[SET EXERCISE]: Your task is to filter the data below down to the lines holding "Daylight".
▬▬▬▬▬▬
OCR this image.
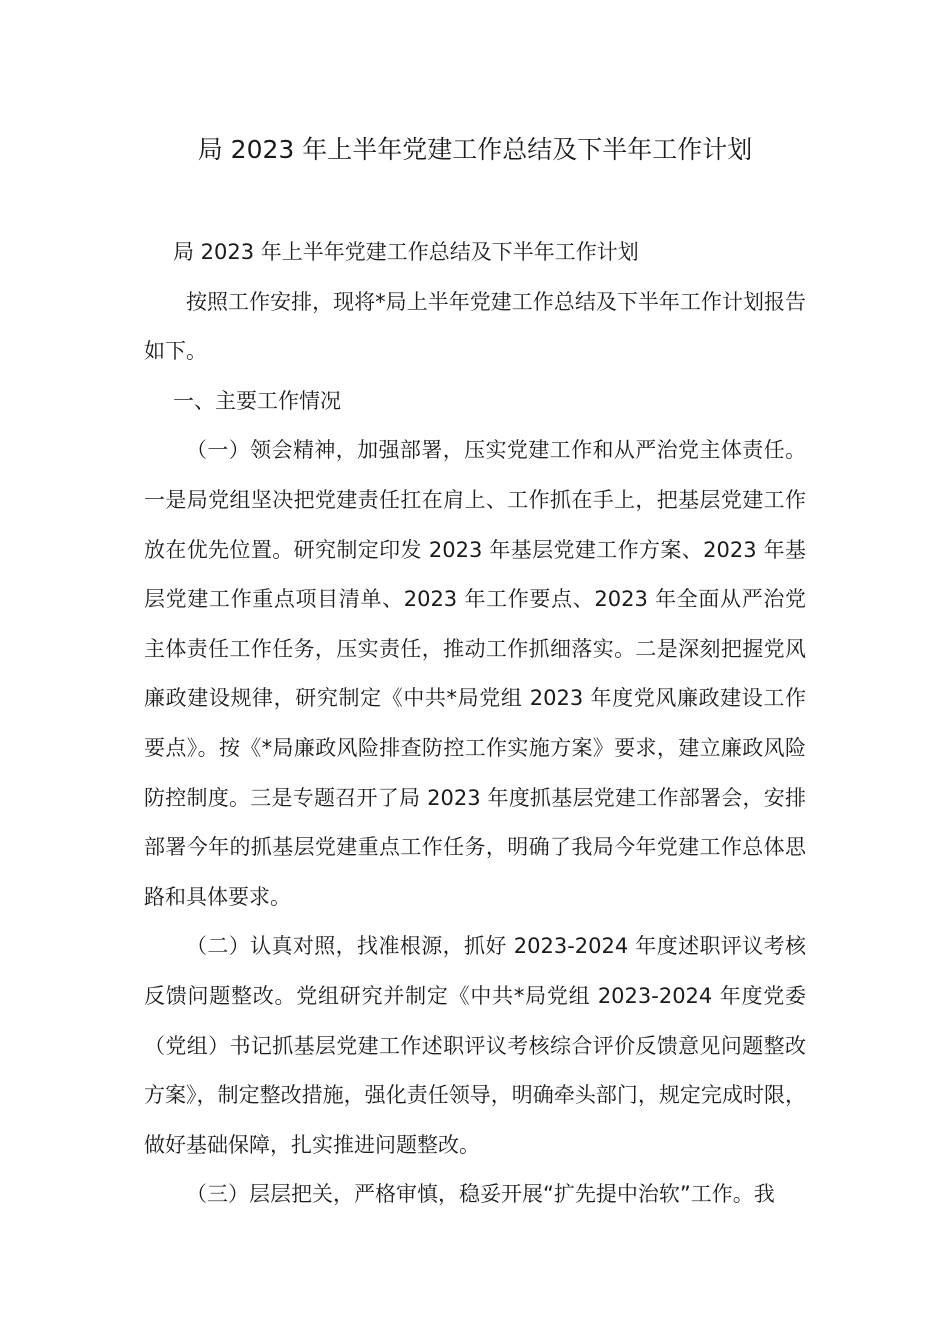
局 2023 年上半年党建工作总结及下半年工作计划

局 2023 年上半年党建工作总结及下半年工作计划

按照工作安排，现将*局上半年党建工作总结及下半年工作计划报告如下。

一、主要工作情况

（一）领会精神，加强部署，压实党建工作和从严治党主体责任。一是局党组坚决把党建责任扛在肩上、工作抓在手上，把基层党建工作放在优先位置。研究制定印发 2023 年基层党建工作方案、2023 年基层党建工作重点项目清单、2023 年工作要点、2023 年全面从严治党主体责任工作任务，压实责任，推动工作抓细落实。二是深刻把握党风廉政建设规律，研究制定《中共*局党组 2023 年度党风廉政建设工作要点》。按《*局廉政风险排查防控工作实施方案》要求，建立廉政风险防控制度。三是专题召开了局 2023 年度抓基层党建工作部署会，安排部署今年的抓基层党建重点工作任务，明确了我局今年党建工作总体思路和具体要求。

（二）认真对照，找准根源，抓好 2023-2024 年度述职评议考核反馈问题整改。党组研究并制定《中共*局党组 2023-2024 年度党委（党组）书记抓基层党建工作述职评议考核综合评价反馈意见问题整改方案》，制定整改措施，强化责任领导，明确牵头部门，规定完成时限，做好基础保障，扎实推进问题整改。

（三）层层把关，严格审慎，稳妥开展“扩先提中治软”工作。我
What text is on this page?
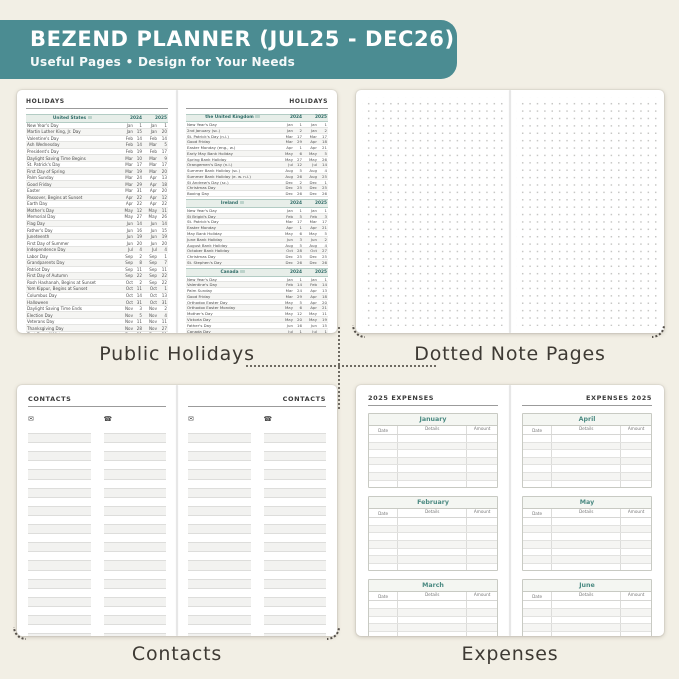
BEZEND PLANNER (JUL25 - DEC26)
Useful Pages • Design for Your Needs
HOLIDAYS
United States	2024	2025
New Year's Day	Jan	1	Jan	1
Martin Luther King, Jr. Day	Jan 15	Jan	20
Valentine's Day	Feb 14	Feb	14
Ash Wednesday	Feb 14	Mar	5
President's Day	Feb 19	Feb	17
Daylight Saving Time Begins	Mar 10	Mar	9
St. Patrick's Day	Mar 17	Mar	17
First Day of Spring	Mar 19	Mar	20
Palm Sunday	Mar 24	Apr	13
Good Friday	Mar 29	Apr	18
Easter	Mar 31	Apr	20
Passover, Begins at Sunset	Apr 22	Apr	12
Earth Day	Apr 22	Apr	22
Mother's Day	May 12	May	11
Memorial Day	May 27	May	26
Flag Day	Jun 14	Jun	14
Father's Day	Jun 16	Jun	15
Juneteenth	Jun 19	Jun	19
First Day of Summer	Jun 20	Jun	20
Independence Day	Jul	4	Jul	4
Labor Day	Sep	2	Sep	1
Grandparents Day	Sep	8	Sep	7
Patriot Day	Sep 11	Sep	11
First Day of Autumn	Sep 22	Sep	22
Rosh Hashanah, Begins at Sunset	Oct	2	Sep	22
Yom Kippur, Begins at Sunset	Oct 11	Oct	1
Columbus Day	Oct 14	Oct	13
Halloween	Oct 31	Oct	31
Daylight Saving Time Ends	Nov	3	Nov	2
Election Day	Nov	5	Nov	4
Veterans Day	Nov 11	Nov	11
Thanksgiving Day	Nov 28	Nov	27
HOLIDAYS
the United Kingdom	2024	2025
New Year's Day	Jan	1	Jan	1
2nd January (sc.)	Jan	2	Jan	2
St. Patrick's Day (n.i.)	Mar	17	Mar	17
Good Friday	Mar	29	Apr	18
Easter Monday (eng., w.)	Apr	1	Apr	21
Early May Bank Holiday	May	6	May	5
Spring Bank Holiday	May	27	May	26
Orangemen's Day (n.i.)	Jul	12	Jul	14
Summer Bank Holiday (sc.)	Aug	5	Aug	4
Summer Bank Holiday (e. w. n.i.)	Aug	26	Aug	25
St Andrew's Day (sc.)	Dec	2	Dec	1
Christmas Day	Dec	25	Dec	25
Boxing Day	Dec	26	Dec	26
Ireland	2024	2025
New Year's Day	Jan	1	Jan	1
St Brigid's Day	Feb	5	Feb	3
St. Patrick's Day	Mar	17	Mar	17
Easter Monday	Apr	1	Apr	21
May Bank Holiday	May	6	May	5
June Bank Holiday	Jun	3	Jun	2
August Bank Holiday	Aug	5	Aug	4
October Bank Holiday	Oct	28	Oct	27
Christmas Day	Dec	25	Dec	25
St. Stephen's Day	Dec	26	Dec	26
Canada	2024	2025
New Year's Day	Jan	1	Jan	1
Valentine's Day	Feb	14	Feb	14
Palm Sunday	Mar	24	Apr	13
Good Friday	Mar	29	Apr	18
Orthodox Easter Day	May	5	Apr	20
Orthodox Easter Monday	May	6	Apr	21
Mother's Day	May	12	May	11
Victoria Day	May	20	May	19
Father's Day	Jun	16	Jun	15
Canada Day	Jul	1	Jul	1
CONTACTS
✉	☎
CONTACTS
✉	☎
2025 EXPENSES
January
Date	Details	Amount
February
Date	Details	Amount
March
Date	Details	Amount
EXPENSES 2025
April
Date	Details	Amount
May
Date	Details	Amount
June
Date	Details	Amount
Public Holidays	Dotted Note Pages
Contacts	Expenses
▬▬▬▬▬▬
[COMPLETED EXERCISE]:
Daylight Saving Time Begins	Mar 10	Mar	9
Daylight Saving Time Ends	Nov	3	Nov	2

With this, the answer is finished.